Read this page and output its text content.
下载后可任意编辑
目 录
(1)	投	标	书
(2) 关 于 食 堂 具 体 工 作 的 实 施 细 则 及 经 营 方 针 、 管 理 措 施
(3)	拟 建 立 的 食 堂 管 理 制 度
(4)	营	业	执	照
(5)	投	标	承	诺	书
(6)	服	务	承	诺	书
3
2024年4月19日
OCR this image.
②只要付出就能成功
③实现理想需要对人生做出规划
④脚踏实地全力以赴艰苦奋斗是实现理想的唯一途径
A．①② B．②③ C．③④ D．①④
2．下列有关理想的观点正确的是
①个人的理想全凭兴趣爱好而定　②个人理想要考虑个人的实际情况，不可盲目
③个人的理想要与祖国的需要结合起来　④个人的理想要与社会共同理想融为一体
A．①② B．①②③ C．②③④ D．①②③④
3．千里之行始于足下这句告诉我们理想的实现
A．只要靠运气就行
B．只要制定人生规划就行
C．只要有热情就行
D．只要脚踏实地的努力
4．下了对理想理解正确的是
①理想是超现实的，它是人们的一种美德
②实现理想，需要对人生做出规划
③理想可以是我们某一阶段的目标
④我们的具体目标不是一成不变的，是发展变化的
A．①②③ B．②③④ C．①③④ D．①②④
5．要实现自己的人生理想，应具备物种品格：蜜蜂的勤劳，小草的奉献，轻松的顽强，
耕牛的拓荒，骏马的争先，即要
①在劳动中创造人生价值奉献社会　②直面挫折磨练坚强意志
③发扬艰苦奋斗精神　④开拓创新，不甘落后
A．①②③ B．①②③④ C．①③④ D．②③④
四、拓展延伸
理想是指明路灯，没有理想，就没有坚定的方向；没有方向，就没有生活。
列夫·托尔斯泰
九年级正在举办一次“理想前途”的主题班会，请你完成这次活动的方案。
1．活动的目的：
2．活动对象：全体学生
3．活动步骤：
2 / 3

### DIRECTION:
Copy all the lines, exactly.

### WRITTEN REPLY:
Read this page and output its text content.
下载后可任意编辑
目 录
(1)	投	标	书
(2) 关 于 食 堂 具 体 工 作 的 实 施 细 则 及 经 营 方 针 、 管 理 措 施
(3)	拟 建 立 的 食 堂 管 理 制 度
(4)	营	业	执	照
(5)	投	标	承	诺	书
(6)	服	务	承	诺	书
3
2024年4月19日
OCR this image.
②只要付出就能成功
③实现理想需要对人生做出规划
④脚踏实地全力以赴艰苦奋斗是实现理想的唯一途径
A．①② B．②③ C．③④ D．①④
2．下列有关理想的观点正确的是
①个人的理想全凭兴趣爱好而定　②个人理想要考虑个人的实际情况，不可盲目
③个人的理想要与祖国的需要结合起来　④个人的理想要与社会共同理想融为一体
A．①② B．①②③ C．②③④ D．①②③④
3．千里之行始于足下这句告诉我们理想的实现
A．只要靠运气就行
B．只要制定人生规划就行
C．只要有热情就行
D．只要脚踏实地的努力
4．下了对理想理解正确的是
①理想是超现实的，它是人们的一种美德
②实现理想，需要对人生做出规划
③理想可以是我们某一阶段的目标
④我们的具体目标不是一成不变的，是发展变化的
A．①②③ B．②③④ C．①③④ D．①②④
5．要实现自己的人生理想，应具备物种品格：蜜蜂的勤劳，小草的奉献，轻松的顽强，
耕牛的拓荒，骏马的争先，即要
①在劳动中创造人生价值奉献社会　②直面挫折磨练坚强意志
③发扬艰苦奋斗精神　④开拓创新，不甘落后
A．①②③ B．①②③④ C．①③④ D．②③④
四、拓展延伸
理想是指明路灯，没有理想，就没有坚定的方向；没有方向，就没有生活。
列夫·托尔斯泰
九年级正在举办一次“理想前途”的主题班会，请你完成这次活动的方案。
1．活动的目的：
2．活动对象：全体学生
3．活动步骤：
2 / 3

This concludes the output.